BEGIN

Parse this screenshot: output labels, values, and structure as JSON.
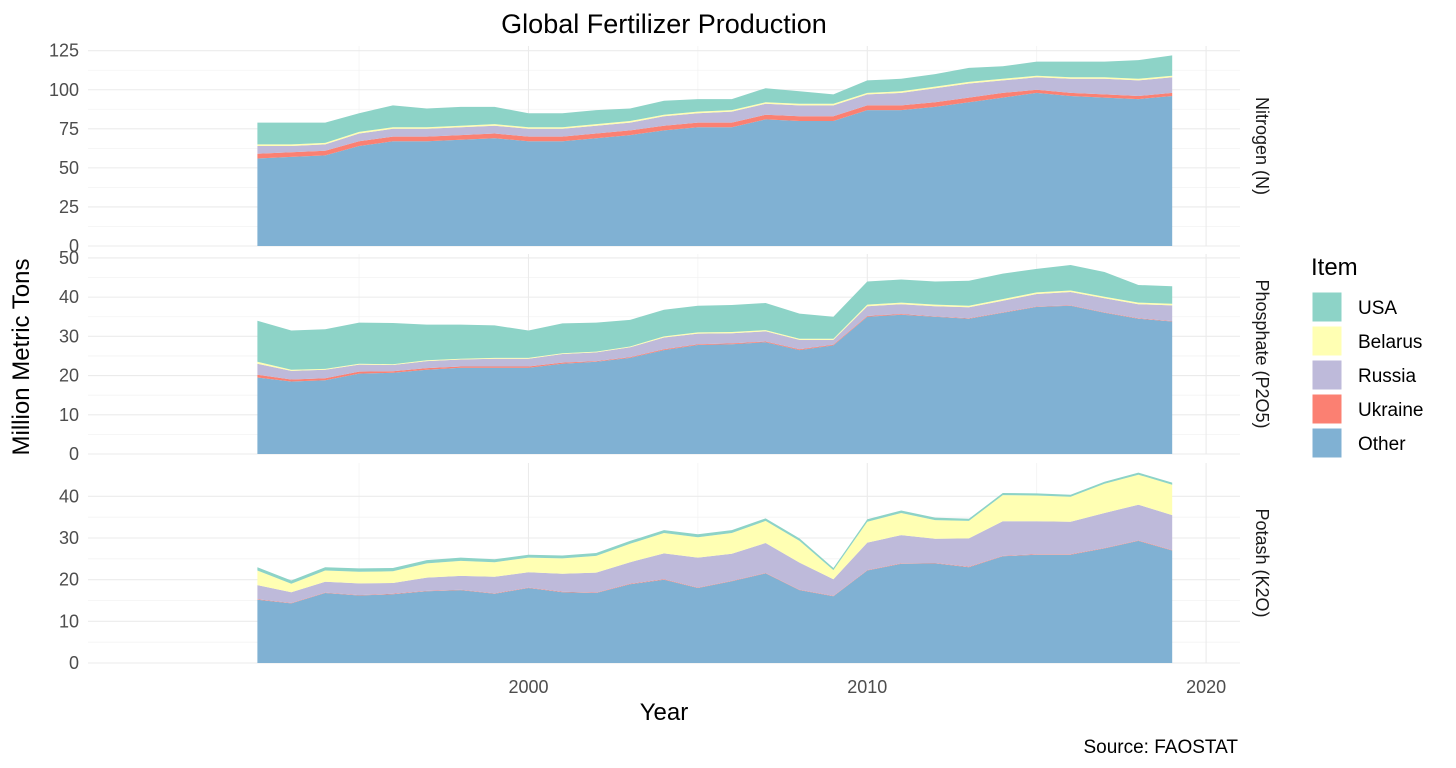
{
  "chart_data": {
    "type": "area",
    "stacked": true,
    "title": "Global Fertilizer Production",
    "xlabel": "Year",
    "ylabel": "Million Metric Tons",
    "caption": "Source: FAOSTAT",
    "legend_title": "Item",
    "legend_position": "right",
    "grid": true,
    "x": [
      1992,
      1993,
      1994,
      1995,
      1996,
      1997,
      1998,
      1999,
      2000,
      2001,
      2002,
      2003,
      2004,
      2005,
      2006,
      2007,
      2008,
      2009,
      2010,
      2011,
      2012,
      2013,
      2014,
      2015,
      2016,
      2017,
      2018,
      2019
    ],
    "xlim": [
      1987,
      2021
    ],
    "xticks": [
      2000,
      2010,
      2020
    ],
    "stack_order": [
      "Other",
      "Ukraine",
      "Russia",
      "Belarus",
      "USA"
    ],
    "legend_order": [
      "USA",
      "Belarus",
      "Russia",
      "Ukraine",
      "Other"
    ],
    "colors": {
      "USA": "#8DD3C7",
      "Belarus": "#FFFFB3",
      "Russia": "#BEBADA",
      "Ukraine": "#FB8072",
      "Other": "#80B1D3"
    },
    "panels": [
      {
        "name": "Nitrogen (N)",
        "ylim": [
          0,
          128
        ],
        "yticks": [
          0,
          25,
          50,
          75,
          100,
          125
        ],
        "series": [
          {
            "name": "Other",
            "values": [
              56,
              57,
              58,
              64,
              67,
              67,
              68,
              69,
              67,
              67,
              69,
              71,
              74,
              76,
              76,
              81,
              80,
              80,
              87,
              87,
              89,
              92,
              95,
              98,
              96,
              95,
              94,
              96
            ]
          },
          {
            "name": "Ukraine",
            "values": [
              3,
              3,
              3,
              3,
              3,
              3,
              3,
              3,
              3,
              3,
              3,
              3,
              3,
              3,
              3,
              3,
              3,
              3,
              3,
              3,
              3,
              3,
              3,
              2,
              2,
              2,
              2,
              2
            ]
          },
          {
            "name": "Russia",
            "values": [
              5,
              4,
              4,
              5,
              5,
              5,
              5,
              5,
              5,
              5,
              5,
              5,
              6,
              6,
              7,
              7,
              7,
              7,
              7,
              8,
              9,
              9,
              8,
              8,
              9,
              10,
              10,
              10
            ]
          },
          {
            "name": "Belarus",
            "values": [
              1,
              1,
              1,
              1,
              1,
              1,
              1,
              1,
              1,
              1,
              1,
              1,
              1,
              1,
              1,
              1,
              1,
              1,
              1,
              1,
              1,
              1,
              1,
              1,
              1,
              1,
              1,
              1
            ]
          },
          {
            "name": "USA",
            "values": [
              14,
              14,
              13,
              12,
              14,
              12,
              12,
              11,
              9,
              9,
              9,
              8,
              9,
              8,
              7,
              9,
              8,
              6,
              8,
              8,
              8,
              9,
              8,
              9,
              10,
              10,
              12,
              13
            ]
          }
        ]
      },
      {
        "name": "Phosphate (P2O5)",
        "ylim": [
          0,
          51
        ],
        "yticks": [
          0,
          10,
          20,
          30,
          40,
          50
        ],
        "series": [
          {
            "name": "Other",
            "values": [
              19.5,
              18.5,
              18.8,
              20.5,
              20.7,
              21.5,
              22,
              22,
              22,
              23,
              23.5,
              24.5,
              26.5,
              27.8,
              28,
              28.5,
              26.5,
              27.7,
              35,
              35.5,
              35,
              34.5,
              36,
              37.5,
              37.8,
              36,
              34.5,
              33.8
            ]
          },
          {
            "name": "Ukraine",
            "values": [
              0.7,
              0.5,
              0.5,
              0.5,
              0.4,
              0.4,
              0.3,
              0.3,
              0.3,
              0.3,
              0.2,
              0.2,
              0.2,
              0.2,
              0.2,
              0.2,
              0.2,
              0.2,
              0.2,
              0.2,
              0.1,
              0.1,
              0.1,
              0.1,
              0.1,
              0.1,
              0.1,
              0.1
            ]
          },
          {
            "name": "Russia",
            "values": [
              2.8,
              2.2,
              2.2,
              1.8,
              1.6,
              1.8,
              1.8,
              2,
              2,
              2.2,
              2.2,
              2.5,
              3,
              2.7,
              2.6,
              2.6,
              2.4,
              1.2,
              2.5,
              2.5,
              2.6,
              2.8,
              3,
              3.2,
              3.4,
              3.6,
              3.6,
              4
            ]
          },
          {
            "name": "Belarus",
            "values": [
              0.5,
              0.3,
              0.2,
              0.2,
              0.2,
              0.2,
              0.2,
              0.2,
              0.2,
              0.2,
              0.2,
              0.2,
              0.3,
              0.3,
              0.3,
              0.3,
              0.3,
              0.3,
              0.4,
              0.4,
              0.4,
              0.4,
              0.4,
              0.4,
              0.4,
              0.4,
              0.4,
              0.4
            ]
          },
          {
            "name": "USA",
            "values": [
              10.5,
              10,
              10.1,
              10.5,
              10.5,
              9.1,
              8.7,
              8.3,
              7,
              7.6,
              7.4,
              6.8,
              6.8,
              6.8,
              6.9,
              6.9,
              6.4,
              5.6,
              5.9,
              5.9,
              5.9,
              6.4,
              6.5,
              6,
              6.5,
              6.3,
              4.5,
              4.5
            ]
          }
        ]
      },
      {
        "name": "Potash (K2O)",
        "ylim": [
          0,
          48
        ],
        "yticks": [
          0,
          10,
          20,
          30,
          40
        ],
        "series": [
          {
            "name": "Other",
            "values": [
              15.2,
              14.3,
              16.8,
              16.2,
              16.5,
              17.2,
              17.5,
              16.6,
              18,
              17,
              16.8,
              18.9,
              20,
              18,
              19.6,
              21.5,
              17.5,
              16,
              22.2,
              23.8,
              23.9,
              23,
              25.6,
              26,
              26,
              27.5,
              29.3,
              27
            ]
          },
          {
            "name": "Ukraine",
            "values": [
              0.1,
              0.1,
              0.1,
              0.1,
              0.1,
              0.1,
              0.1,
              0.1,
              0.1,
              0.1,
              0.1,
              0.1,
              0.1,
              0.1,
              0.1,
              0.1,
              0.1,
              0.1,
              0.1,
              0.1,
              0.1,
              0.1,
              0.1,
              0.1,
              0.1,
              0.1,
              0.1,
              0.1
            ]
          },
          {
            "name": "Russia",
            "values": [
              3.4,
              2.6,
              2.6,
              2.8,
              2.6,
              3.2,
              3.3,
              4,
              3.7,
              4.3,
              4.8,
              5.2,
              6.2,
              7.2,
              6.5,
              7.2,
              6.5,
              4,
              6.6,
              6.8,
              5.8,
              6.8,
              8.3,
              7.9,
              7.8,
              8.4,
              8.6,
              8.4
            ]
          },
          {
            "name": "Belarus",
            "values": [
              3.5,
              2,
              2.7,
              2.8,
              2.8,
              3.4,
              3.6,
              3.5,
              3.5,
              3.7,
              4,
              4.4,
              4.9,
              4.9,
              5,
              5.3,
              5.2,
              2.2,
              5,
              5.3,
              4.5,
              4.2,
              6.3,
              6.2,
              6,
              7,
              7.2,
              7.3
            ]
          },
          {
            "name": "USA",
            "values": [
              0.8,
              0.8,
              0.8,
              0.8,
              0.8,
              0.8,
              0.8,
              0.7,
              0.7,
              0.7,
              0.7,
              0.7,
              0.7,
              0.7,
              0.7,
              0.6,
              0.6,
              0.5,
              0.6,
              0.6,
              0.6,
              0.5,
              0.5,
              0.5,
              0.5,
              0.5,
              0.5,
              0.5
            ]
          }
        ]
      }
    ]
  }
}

END
BEGIN

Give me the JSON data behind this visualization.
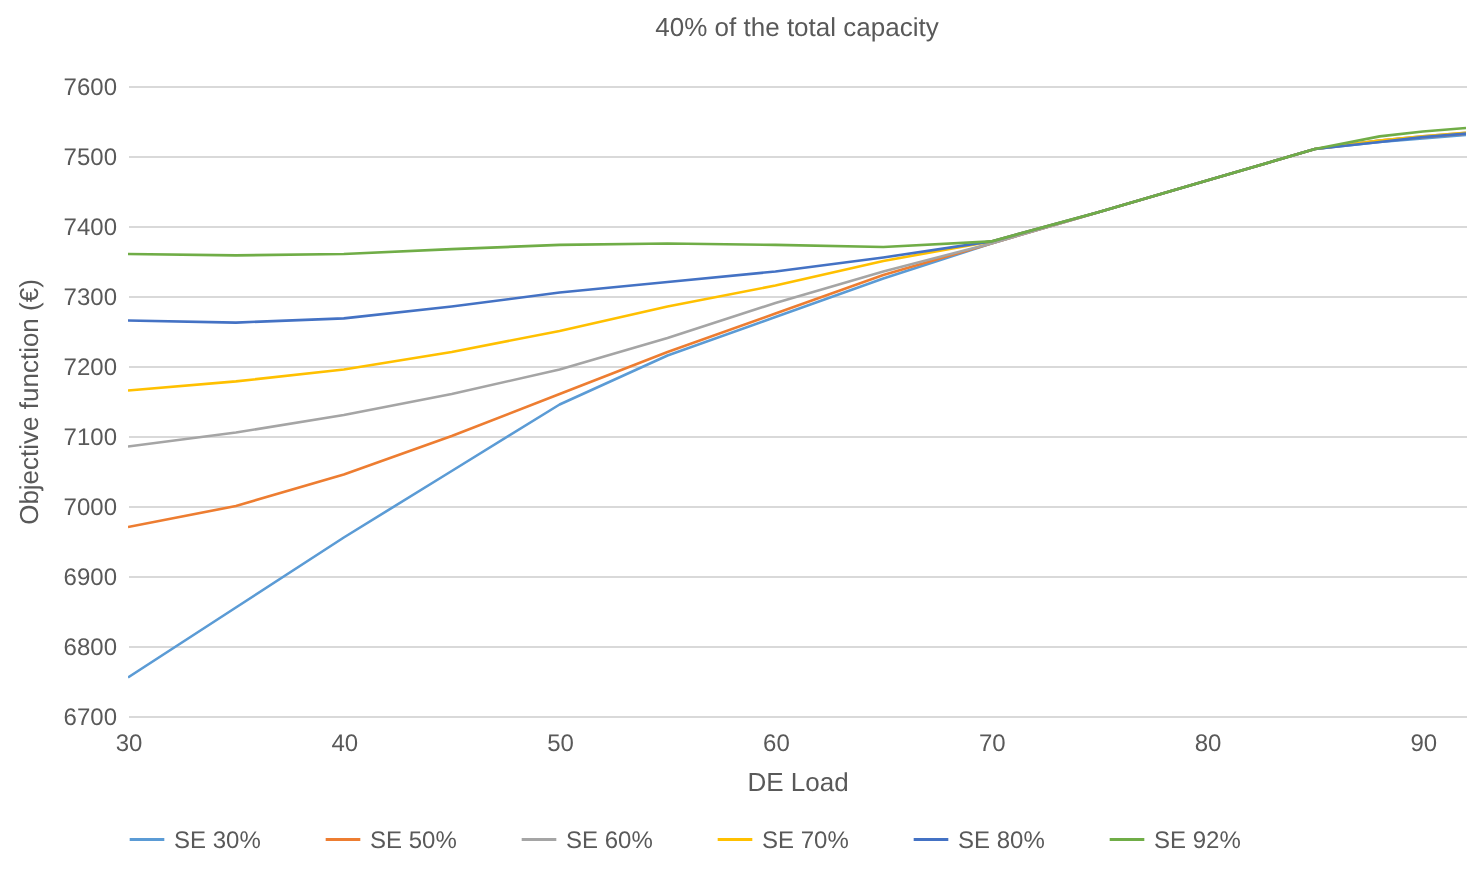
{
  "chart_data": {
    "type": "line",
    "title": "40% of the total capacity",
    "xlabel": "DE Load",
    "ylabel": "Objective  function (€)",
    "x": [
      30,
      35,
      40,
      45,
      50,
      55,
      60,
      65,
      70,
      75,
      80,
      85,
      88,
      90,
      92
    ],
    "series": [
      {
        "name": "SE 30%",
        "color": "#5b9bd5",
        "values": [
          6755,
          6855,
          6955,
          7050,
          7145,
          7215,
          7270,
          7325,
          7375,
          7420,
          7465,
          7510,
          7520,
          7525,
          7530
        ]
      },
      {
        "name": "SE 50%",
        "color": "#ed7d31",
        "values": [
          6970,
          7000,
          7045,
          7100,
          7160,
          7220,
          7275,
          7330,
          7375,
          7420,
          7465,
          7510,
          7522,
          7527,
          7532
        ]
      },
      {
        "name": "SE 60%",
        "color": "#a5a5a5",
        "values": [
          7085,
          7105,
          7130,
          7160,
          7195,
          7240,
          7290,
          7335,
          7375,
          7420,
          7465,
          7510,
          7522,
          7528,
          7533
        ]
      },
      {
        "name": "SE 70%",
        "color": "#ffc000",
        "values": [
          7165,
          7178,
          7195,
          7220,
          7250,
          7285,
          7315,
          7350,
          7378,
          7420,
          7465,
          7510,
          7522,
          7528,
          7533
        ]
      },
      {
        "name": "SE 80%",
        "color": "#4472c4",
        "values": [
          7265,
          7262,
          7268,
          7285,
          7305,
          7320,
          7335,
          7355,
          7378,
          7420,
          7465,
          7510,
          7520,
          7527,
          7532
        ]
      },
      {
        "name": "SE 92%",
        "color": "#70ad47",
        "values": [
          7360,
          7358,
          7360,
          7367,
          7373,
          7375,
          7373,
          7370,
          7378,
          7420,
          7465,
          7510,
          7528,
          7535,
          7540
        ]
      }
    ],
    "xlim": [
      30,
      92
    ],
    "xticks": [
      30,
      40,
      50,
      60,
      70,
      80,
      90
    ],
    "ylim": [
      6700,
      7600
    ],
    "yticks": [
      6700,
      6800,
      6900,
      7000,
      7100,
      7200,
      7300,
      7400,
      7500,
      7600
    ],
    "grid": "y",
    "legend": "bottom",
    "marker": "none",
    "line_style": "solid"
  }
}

END

• _Required work_:
Filter the entries down to the lines with the word "JSON" in them.

• _Task solution_:
Parse this screenshot: output labels, values, and structure as JSON.
Give me the JSON data behind this visualization.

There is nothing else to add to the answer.